* _BRIEF_:
Your task is to copy every line of the entries that contains "high".

* _Lines of data_:
-----

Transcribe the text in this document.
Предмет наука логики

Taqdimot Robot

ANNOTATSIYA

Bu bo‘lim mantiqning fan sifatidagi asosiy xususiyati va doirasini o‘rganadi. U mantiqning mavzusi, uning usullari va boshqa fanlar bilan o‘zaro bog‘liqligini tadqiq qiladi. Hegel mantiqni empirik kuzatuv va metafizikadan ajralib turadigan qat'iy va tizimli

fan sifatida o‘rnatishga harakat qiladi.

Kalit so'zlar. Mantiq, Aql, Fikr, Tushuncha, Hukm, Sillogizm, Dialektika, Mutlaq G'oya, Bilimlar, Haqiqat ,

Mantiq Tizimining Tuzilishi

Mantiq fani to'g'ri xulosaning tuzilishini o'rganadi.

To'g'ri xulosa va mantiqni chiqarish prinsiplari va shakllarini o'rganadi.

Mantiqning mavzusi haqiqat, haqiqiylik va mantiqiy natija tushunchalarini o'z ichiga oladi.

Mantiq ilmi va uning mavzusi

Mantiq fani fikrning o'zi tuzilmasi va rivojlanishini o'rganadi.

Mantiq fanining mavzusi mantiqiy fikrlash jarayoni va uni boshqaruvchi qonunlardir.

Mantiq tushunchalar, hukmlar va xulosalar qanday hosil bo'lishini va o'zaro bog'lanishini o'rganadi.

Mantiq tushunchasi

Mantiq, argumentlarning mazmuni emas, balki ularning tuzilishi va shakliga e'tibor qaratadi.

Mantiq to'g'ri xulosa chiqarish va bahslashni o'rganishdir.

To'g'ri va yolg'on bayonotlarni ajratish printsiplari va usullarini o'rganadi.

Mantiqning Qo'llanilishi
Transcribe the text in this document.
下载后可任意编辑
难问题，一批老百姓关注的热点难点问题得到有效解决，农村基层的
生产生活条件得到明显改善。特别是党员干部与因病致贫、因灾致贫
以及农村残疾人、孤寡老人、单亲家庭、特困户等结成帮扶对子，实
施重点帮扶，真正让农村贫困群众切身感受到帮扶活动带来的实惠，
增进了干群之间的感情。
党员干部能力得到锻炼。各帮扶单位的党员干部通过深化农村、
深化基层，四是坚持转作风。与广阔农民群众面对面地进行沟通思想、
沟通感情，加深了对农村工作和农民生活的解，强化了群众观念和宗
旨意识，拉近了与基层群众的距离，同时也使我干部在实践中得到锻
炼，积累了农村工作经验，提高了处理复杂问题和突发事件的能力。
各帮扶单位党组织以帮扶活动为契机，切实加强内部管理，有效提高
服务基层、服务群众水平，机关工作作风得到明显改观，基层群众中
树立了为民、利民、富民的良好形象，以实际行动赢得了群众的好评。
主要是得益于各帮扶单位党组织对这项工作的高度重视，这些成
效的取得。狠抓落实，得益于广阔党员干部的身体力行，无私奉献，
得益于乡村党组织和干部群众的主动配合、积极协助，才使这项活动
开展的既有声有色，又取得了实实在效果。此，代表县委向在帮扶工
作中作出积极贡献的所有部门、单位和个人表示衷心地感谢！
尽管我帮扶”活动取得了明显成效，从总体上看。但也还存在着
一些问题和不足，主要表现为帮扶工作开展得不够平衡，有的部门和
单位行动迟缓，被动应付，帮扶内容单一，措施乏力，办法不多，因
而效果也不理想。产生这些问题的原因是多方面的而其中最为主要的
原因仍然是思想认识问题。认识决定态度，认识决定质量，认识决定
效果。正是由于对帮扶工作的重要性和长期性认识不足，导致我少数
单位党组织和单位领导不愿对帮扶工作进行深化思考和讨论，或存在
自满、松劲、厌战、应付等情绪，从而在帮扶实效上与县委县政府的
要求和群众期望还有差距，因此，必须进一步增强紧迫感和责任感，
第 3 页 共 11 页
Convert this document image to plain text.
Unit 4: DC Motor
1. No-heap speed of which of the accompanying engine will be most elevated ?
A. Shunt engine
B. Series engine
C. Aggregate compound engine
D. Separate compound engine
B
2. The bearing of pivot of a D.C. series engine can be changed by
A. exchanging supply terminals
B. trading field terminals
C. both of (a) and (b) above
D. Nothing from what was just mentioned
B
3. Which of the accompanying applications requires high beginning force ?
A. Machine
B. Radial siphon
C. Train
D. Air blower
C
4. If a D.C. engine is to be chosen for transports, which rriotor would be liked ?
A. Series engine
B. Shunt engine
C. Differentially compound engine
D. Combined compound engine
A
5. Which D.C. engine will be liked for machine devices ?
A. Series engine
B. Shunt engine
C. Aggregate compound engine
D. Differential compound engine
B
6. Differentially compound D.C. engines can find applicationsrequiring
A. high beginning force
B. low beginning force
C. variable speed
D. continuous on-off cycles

-----

* _TASK RESULT_:
3. Which of the accompanying applications requires high beginning force ?
A. high beginning force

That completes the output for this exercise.